___ Records for the task

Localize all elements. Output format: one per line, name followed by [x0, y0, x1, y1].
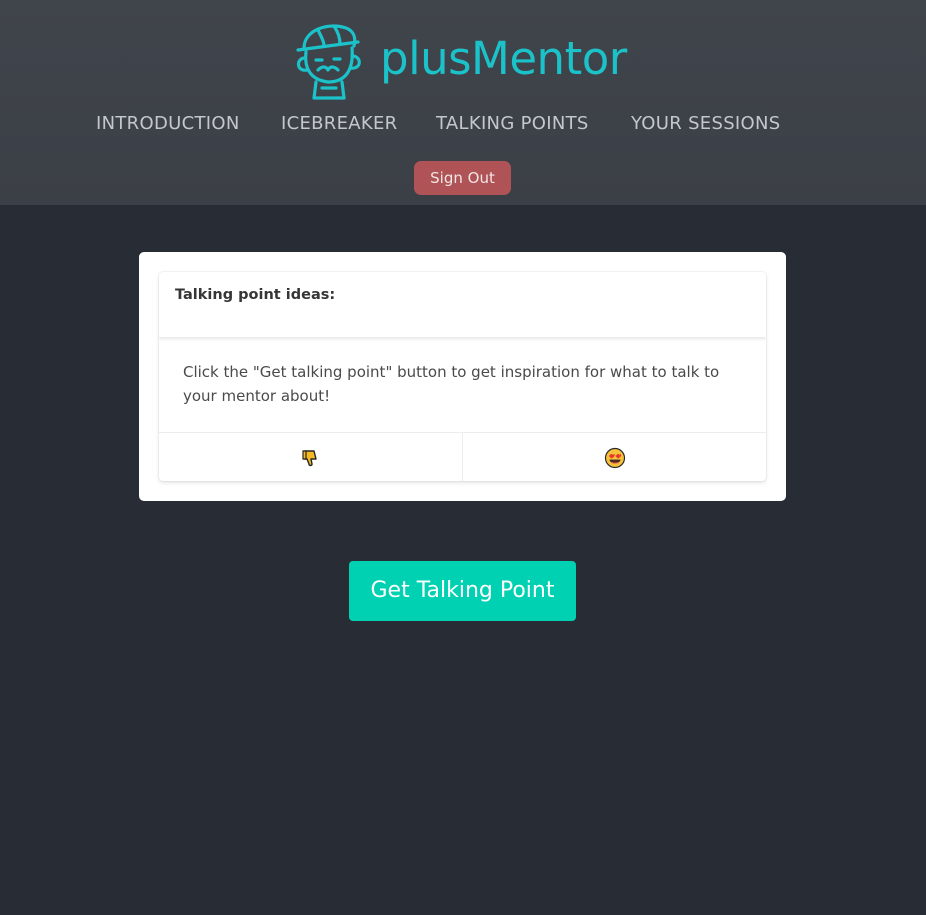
nav-your-sessions[interactable]: YOUR SESSIONS	[631, 113, 781, 134]
thumbs-down-icon	[301, 449, 317, 466]
nav-talking-points[interactable]: TALKING POINTS	[436, 113, 589, 134]
nav-introduction[interactable]: INTRODUCTION	[96, 113, 240, 134]
card-content: Click the "Get talking point" button to …	[183, 363, 720, 405]
mentor-avatar-icon	[296, 24, 361, 100]
main-nav: INTRODUCTION ICEBREAKER TALKING POINTS Y…	[0, 113, 926, 139]
card-footer	[159, 432, 766, 481]
sign-out-button[interactable]: Sign Out	[414, 161, 511, 195]
nav-icebreaker[interactable]: ICEBREAKER	[281, 113, 397, 134]
heart-eyes-icon	[604, 447, 625, 468]
card-header: Talking point ideas:	[159, 272, 766, 337]
talking-point-card: Talking point ideas: Click the "Get talk…	[159, 272, 766, 481]
brand-logo[interactable]: plusMentor	[288, 18, 627, 102]
card-title: Talking point ideas:	[175, 287, 336, 303]
brand-name: plusMentor	[380, 31, 627, 85]
love-button[interactable]	[463, 433, 766, 481]
dislike-button[interactable]	[159, 433, 463, 481]
talking-points-panel: Talking point ideas: Click the "Get talk…	[139, 252, 786, 501]
top-header: plusMentor INTRODUCTION ICEBREAKER TALKI…	[0, 0, 926, 205]
get-talking-point-button[interactable]: Get Talking Point	[349, 561, 576, 621]
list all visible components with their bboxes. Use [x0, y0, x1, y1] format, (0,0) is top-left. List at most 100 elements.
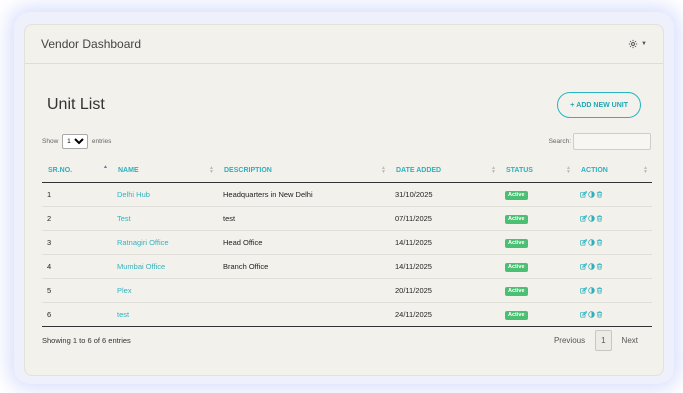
trash-icon[interactable]	[596, 191, 603, 198]
column-header-status[interactable]: STATUS ▲ ▼	[500, 158, 575, 183]
edit-icon[interactable]	[580, 311, 587, 318]
next-page-button[interactable]: Next	[614, 336, 646, 345]
column-header-label: ACTION	[581, 166, 608, 174]
page-button-current[interactable]: 1	[595, 330, 612, 351]
show-label: Show	[42, 138, 59, 145]
status-badge: Active	[505, 311, 528, 320]
column-header-action[interactable]: ACTION ▲ ▼	[575, 158, 652, 183]
column-header-sr-no[interactable]: SR.NO. ▲	[42, 158, 112, 183]
page-length-control: Show 10 entries	[42, 134, 111, 149]
row-actions	[580, 239, 652, 246]
cell-status: Active	[500, 182, 575, 207]
cell-status: Active	[500, 302, 575, 326]
cell-name-link[interactable]: Test	[112, 206, 218, 231]
cell-sr-no: 2	[42, 206, 112, 231]
table-header-row: SR.NO. ▲ NAME ▲ ▼ DESCRIPTION ▲ ▼ DATE ADDED ▲…	[42, 158, 652, 183]
edit-icon[interactable]	[580, 263, 587, 270]
column-header-label: DATE ADDED	[396, 166, 442, 174]
sort-icon: ▲ ▼	[209, 165, 214, 175]
add-new-unit-label: ADD NEW UNIT	[576, 101, 628, 109]
table-footer: Showing 1 to 6 of 6 entries Previous 1 N…	[25, 330, 663, 351]
cell-name-link[interactable]: Plex	[112, 278, 218, 303]
cell-name-link[interactable]: Mumbai Office	[112, 254, 218, 279]
cell-date-added: 14/11/2025	[390, 230, 500, 255]
status-badge: Active	[505, 263, 528, 272]
column-header-label: SR.NO.	[48, 166, 73, 174]
toggle-icon[interactable]	[588, 287, 595, 294]
trash-icon[interactable]	[596, 215, 603, 222]
page-head: Unit List + ADD NEW UNIT	[25, 88, 663, 122]
edit-icon[interactable]	[580, 287, 587, 294]
edit-icon[interactable]	[580, 191, 587, 198]
cell-date-added: 24/11/2025	[390, 302, 500, 326]
toggle-icon[interactable]	[588, 215, 595, 222]
status-badge: Active	[505, 191, 528, 200]
cell-name-link[interactable]: Ratnagiri Office	[112, 230, 218, 255]
row-actions	[580, 215, 652, 222]
sort-icon: ▲ ▼	[643, 165, 648, 175]
pagination: Previous 1 Next	[546, 330, 646, 351]
cell-status: Active	[500, 254, 575, 279]
cell-name-link[interactable]: Delhi Hub	[112, 182, 218, 207]
cell-description	[218, 302, 390, 326]
chevron-down-icon: ▼	[641, 41, 647, 47]
cell-description: Headquarters in New Delhi	[218, 182, 390, 207]
page-length-select[interactable]: 10	[62, 134, 89, 149]
cell-description: Branch Office	[218, 254, 390, 279]
cell-description: Head Office	[218, 230, 390, 255]
cell-sr-no: 6	[42, 302, 112, 326]
sort-icon: ▲ ▼	[491, 165, 496, 175]
units-table: SR.NO. ▲ NAME ▲ ▼ DESCRIPTION ▲ ▼ DATE ADDED ▲…	[42, 158, 652, 326]
entries-label: entries	[91, 138, 112, 145]
sort-icon: ▲ ▼	[566, 165, 571, 175]
cell-actions	[575, 278, 652, 303]
table-row: 5 Plex 20/11/2025 Active	[42, 278, 652, 303]
column-header-date-added[interactable]: DATE ADDED ▲ ▼	[390, 158, 500, 183]
status-badge: Active	[505, 287, 528, 296]
column-header-description[interactable]: DESCRIPTION ▲ ▼	[218, 158, 390, 183]
cell-date-added: 20/11/2025	[390, 278, 500, 303]
trash-icon[interactable]	[596, 239, 603, 246]
cell-actions	[575, 254, 652, 279]
toggle-icon[interactable]	[588, 311, 595, 318]
row-actions	[580, 191, 652, 198]
previous-page-button[interactable]: Previous	[546, 336, 593, 345]
cell-name-link[interactable]: test	[112, 302, 218, 326]
table-bottom-border	[42, 326, 652, 327]
table-row: 3 Ratnagiri Office Head Office 14/11/202…	[42, 230, 652, 255]
settings-menu[interactable]: ▼	[628, 39, 647, 49]
toggle-icon[interactable]	[588, 191, 595, 198]
page-title: Unit List	[47, 96, 105, 113]
toggle-icon[interactable]	[588, 239, 595, 246]
column-header-name[interactable]: NAME ▲ ▼	[112, 158, 218, 183]
row-actions	[580, 263, 652, 270]
cell-sr-no: 1	[42, 182, 112, 207]
table-row: 1 Delhi Hub Headquarters in New Delhi 31…	[42, 182, 652, 207]
cell-sr-no: 4	[42, 254, 112, 279]
trash-icon[interactable]	[596, 263, 603, 270]
trash-icon[interactable]	[596, 311, 603, 318]
cell-actions	[575, 206, 652, 231]
trash-icon[interactable]	[596, 287, 603, 294]
cell-actions	[575, 230, 652, 255]
gear-icon	[628, 39, 638, 49]
table-controls: Show 10 entries Search:	[25, 133, 663, 150]
cell-status: Active	[500, 278, 575, 303]
table-info: Showing 1 to 6 of 6 entries	[42, 336, 131, 345]
cell-actions	[575, 302, 652, 326]
cell-description	[218, 278, 390, 303]
toggle-icon[interactable]	[588, 263, 595, 270]
add-new-unit-button[interactable]: + ADD NEW UNIT	[557, 92, 641, 118]
column-header-label: DESCRIPTION	[224, 166, 272, 174]
cell-date-added: 31/10/2025	[390, 182, 500, 207]
column-header-label: STATUS	[506, 166, 533, 174]
cell-sr-no: 5	[42, 278, 112, 303]
search-input[interactable]	[573, 133, 651, 150]
edit-icon[interactable]	[580, 239, 587, 246]
cell-date-added: 07/11/2025	[390, 206, 500, 231]
edit-icon[interactable]	[580, 215, 587, 222]
sort-icon: ▲ ▼	[381, 165, 386, 175]
cell-sr-no: 3	[42, 230, 112, 255]
header-title: Vendor Dashboard	[41, 37, 142, 51]
table-row: 4 Mumbai Office Branch Office 14/11/2025…	[42, 254, 652, 279]
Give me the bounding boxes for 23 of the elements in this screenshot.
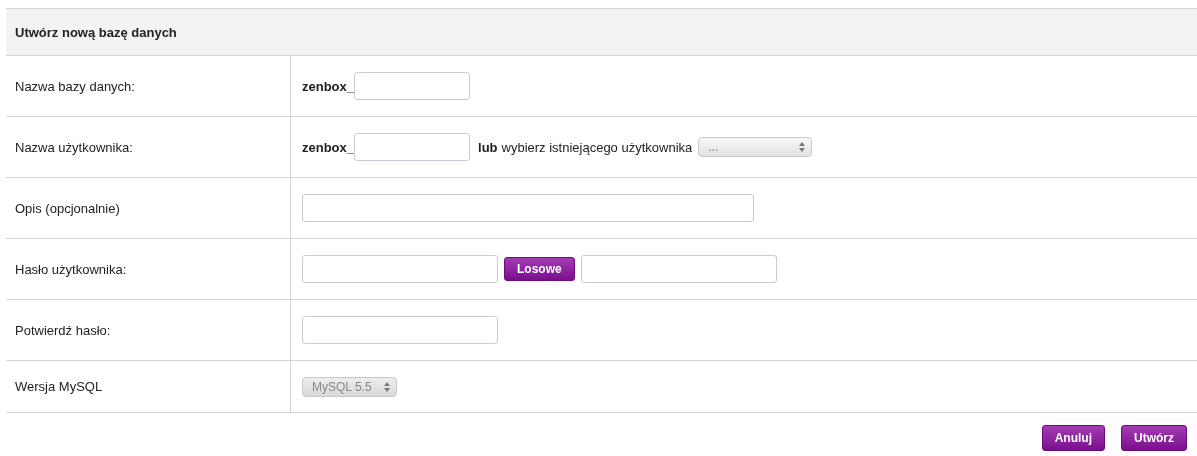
create-button[interactable]: Utwórz (1121, 425, 1187, 451)
hint-text: wybierz istniejącego użytkownika (501, 139, 693, 155)
field-label: Nazwa bazy danych: (6, 56, 291, 116)
cancel-button[interactable]: Anuluj (1041, 425, 1105, 451)
field-label: Nazwa użytkownika: (6, 117, 291, 177)
random-button[interactable]: Losowe (504, 257, 575, 281)
field-label: Wersja MySQL (6, 361, 291, 412)
input-field[interactable] (302, 255, 498, 283)
input-field[interactable] (302, 316, 498, 344)
input-field[interactable] (354, 72, 470, 100)
stepper-icon (799, 142, 806, 152)
input-field[interactable] (302, 194, 754, 222)
input-field[interactable] (354, 133, 470, 161)
prefix-text: zenbox_ (302, 78, 354, 94)
field-label: Hasło użytkownika: (6, 239, 291, 299)
field-label: Opis (opcjonalnie) (6, 178, 291, 238)
prefix-text: zenbox_ (302, 139, 354, 155)
input-field[interactable] (580, 255, 777, 283)
or-text: lub (478, 139, 498, 155)
dropdown[interactable]: ... (698, 137, 813, 157)
form-title: Utwórz nową bazę danych (6, 9, 1197, 56)
field-label: Potwierdź hasło: (6, 300, 291, 360)
stepper-icon (383, 381, 390, 392)
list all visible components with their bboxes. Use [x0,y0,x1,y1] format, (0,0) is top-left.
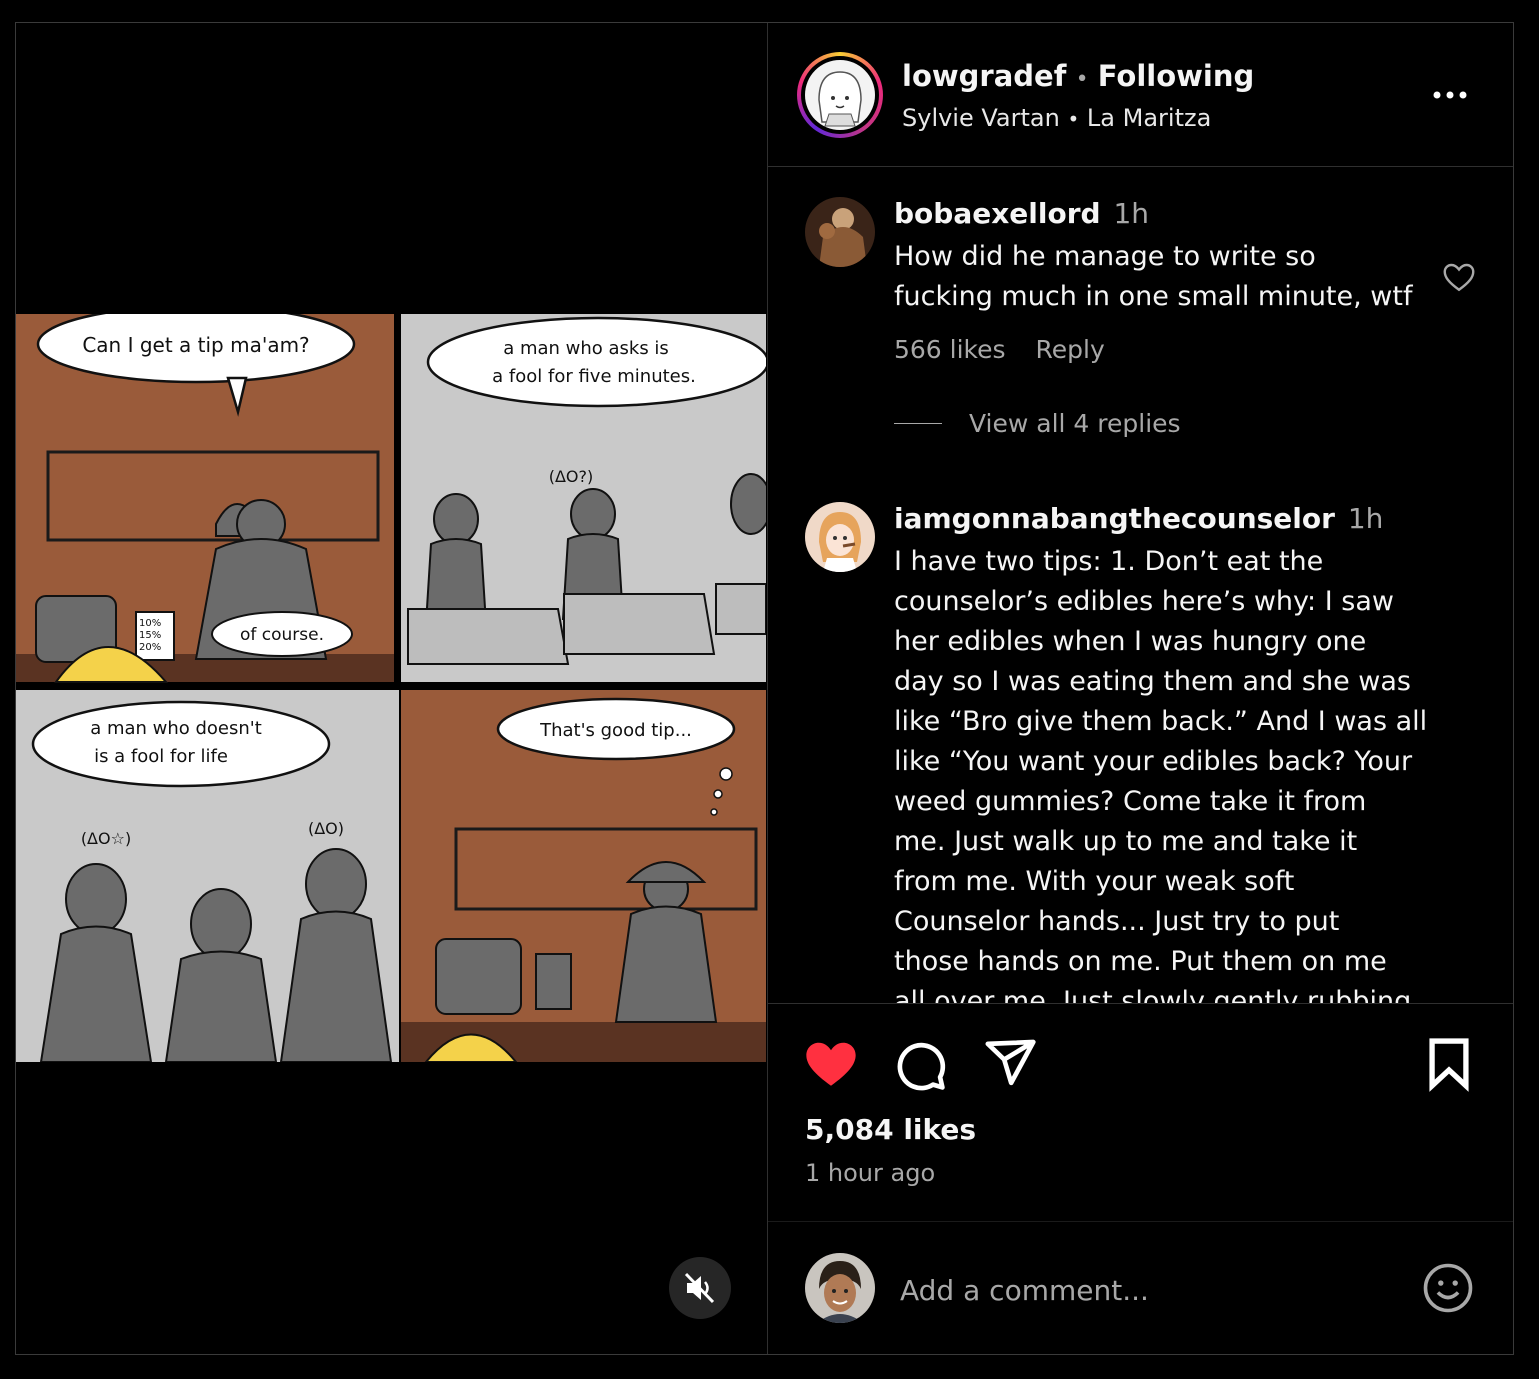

______

[The request]:
Can you give again everything in the material from the line containing "191, 603, 198]" down to the line containing "278, 218, 303]", swapping "edit-icon" for "pencil-icon" and leaving all else the same?

[Solution]:
trash-icon[interactable]	[596, 191, 603, 198]
column-header-status[interactable]: STATUS ▲ ▼	[500, 158, 575, 183]
pencil-icon[interactable]	[580, 311, 587, 318]
next-page-button[interactable]: Next	[614, 336, 646, 345]
column-header-label: ACTION	[581, 166, 608, 174]
page-button-current[interactable]: 1	[595, 330, 612, 351]
show-label: Show	[42, 138, 59, 145]
status-badge: Active	[505, 311, 528, 320]
column-header-action[interactable]: ACTION ▲ ▼	[575, 158, 652, 183]
column-header-sr-no[interactable]: SR.NO. ▲	[42, 158, 112, 183]
page-length-control: Show 10 entries	[42, 134, 111, 149]
row-actions	[580, 239, 652, 246]
cell-status: Active	[500, 182, 575, 207]
cell-status: Active	[500, 302, 575, 326]
cell-name-link[interactable]: Test	[112, 206, 218, 231]
cell-sr-no: 2	[42, 206, 112, 231]
table-header-row: SR.NO. ▲ NAME ▲ ▼ DESCRIPTION ▲ ▼ DATE ADDED ▲…	[42, 158, 652, 183]
pencil-icon[interactable]	[580, 263, 587, 270]
column-header-label: DATE ADDED	[396, 166, 442, 174]
sort-icon: ▲ ▼	[209, 165, 214, 175]
add-new-unit-label: ADD NEW UNIT	[576, 101, 628, 109]
table-footer: Showing 1 to 6 of 6 entries Previous 1 N…	[25, 330, 663, 351]
cell-name-link[interactable]: Plex	[112, 278, 218, 303]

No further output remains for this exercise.